▶ Excerpt:
=== Begin Enclosure ===
Mapping the Global Conformation of the Phi29 Packaging RNA Dimer Using Deer Distance Constraints

Abstract

The insertion of bacteriophage phi29 genomic DNA into its preformed procapsid requires the DNA packaging motor, which is the strongest known biological motor. The packaging motor is an intricate ring-shape protein/RNA complex. The RNA component, called the packaging RNA (pRNA), is indispensable for motor function, and may play an essential role in motor ATPase activity. Current structural information on pRNA is limited, which hinders our effort on understanding motor function. Here, we use site-directed spin labeling and pulse EPR spectroscopy to map the global structure of a pRNA dimer that has been shown to be a functional intermediate in assembling the ring-shaped pRNA complex in the packaging motor. In our studies, nitroxide pairs were attached to specific sites of a truncated monomeric pRNA construct, the labeled monomers were then assembled into dimers in the presence of Mg2+, and inter-nitroxide distances were measured using DEER (Double Electron-Electron Resonance) spectroscopy. In parallel, an unbiased pool of models that contains variable pRNA conformations was generated, which treats pRNA as a 3-way junction construct, and a set of corresponding inter-nitroxide distances was predicted for each model. Intra-molecular DEER distances were used to obtain the monomeric structures of pRNA in dimer, which are then used to build the structural pool for pRNA dimers. A very small number of models were selected. We expect that this work will provide much-needed structural information regarding pRNA, as well as establishing a new methodology for analyzing global conformations in complex RNAs.
=== End Enclosure ===
▶ Excerpted records:
=== Begin Enclosure ===
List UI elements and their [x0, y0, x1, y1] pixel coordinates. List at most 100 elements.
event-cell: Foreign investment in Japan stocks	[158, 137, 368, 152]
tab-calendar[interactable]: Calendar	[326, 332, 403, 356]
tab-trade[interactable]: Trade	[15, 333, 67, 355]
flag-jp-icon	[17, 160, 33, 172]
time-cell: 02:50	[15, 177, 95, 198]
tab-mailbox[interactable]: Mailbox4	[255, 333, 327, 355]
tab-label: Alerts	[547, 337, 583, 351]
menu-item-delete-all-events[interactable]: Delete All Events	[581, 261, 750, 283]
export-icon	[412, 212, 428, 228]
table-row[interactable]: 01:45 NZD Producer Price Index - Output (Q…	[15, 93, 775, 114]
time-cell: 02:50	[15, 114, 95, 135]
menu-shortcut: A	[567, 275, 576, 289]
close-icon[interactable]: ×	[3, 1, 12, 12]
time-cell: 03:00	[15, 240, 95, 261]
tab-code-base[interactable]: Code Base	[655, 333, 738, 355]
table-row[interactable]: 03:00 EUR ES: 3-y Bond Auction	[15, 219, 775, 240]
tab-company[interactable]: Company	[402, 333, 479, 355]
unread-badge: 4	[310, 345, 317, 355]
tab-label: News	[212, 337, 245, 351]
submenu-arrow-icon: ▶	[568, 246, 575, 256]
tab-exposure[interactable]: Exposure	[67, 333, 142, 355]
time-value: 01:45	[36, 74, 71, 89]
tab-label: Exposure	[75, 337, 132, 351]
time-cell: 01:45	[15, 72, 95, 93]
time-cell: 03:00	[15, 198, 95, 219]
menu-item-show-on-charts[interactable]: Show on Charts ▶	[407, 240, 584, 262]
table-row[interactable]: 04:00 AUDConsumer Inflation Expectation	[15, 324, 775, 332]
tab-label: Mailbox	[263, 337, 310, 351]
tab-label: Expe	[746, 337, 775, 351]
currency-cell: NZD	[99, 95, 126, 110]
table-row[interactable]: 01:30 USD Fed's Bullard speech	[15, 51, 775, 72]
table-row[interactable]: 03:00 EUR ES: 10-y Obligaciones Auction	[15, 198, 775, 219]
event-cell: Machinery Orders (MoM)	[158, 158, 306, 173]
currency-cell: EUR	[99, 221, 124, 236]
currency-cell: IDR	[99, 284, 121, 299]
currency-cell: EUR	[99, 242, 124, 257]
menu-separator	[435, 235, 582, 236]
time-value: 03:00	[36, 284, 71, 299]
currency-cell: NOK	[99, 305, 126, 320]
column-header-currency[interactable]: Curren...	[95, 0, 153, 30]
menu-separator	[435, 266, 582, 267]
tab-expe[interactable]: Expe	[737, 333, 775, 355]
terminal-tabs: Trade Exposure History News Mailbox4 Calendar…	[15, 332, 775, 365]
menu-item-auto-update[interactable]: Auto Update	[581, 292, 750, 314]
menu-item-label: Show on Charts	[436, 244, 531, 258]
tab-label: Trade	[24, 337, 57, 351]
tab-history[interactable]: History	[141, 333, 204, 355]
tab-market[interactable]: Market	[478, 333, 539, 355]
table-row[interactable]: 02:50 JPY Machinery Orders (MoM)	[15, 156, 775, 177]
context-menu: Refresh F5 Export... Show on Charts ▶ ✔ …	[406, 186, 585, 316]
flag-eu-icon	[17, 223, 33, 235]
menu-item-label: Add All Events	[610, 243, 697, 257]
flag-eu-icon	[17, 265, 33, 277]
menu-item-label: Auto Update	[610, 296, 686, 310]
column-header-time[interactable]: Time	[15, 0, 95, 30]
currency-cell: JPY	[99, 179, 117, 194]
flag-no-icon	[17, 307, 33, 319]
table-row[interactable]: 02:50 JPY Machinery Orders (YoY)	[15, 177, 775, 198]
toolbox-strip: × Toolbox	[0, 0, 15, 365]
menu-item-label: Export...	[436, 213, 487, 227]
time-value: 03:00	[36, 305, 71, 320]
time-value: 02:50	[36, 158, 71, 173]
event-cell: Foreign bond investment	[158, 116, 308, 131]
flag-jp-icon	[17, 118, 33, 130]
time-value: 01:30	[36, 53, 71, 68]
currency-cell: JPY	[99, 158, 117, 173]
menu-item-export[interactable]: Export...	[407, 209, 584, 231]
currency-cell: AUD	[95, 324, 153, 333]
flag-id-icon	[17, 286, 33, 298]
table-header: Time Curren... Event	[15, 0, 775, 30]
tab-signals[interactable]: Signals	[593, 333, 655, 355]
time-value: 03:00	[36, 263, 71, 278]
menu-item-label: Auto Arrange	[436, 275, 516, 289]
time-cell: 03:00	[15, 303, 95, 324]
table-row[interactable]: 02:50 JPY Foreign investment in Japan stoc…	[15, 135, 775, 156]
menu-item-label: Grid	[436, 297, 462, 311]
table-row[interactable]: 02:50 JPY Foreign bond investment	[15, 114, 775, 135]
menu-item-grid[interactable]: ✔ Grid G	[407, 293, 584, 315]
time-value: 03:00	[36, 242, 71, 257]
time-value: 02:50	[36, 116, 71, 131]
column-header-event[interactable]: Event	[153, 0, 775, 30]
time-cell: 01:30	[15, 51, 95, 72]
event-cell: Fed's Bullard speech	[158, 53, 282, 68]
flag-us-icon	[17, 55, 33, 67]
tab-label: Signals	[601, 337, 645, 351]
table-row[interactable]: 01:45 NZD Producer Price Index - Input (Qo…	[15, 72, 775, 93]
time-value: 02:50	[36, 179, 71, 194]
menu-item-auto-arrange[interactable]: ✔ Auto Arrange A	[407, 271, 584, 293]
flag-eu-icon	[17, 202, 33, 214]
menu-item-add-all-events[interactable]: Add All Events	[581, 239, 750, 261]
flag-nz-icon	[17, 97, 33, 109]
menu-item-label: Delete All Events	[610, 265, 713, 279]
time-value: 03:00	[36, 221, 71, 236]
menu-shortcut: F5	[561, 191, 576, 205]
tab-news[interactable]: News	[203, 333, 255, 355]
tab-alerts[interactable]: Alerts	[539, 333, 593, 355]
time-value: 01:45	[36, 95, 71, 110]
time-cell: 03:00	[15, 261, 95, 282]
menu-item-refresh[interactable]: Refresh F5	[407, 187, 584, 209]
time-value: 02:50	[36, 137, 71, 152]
=== End Enclosure ===
▶ Directions: In the abstract on the phi29 packaging RNA dimer, which method was used to measure the inter-nitroxide distances?

▶ Exercise solution: DEER (Double Electron-Electron Resonance) spectroscopy.